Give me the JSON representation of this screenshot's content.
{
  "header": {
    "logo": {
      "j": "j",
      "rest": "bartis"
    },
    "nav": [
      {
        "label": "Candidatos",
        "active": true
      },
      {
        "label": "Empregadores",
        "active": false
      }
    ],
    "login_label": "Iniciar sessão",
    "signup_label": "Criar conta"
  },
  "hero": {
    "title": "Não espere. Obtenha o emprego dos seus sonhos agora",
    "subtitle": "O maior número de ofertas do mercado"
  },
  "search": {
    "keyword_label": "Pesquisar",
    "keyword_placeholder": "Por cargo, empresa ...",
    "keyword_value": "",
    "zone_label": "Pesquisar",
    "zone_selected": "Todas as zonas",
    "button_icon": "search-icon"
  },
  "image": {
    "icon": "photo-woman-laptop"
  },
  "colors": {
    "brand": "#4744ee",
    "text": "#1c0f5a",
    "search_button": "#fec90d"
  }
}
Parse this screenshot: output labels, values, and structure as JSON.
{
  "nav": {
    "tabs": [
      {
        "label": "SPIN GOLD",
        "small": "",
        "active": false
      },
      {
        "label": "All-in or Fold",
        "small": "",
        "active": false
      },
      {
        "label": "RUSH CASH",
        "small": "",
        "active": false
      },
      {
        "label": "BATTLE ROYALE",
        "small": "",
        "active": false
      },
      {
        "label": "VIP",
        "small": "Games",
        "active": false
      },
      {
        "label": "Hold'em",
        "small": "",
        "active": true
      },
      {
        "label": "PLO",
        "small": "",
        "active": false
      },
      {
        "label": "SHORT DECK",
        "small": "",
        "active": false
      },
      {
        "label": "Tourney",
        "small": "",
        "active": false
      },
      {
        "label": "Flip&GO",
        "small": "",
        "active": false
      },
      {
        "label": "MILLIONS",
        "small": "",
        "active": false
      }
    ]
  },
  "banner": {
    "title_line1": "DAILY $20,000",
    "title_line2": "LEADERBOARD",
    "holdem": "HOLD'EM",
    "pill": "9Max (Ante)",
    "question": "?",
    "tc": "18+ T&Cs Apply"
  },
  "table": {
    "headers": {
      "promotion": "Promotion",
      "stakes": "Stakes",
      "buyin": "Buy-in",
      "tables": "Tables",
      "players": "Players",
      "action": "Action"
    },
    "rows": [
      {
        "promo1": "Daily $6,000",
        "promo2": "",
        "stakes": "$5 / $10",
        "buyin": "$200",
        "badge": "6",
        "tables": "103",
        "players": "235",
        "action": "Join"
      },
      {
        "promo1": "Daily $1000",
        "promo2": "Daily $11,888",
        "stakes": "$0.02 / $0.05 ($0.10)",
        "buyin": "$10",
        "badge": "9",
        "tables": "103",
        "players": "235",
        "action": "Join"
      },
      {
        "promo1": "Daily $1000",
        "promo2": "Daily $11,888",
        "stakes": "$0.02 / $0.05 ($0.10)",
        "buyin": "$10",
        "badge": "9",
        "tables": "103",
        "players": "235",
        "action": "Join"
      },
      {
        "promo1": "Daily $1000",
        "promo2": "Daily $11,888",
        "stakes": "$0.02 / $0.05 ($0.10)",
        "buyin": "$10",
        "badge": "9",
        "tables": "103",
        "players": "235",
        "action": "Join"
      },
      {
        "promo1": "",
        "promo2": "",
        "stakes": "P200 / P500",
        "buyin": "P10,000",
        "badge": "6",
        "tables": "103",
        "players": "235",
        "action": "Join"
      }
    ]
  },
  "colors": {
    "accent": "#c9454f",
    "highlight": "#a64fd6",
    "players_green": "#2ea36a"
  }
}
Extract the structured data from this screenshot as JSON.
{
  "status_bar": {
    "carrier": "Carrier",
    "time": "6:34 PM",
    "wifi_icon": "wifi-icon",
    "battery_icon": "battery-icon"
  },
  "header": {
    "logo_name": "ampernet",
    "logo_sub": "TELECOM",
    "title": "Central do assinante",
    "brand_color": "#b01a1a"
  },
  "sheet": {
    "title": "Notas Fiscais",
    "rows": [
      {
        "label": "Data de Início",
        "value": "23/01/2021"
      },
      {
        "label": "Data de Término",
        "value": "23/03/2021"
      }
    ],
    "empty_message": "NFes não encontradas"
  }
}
■ ■ ■
## What you have to do
Return, word for word, every line from the line with "Extract the structured" to the final line of the data.

## The output
Extract the structured data from this screenshot as JSON.
{
  "status_bar": {
    "carrier": "Carrier",
    "time": "6:34 PM",
    "wifi_icon": "wifi-icon",
    "battery_icon": "battery-icon"
  },
  "header": {
    "logo_name": "ampernet",
    "logo_sub": "TELECOM",
    "title": "Central do assinante",
    "brand_color": "#b01a1a"
  },
  "sheet": {
    "title": "Notas Fiscais",
    "rows": [
      {
        "label": "Data de Início",
        "value": "23/01/2021"
      },
      {
        "label": "Data de Término",
        "value": "23/03/2021"
      }
    ],
    "empty_message": "NFes não encontradas"
  }
}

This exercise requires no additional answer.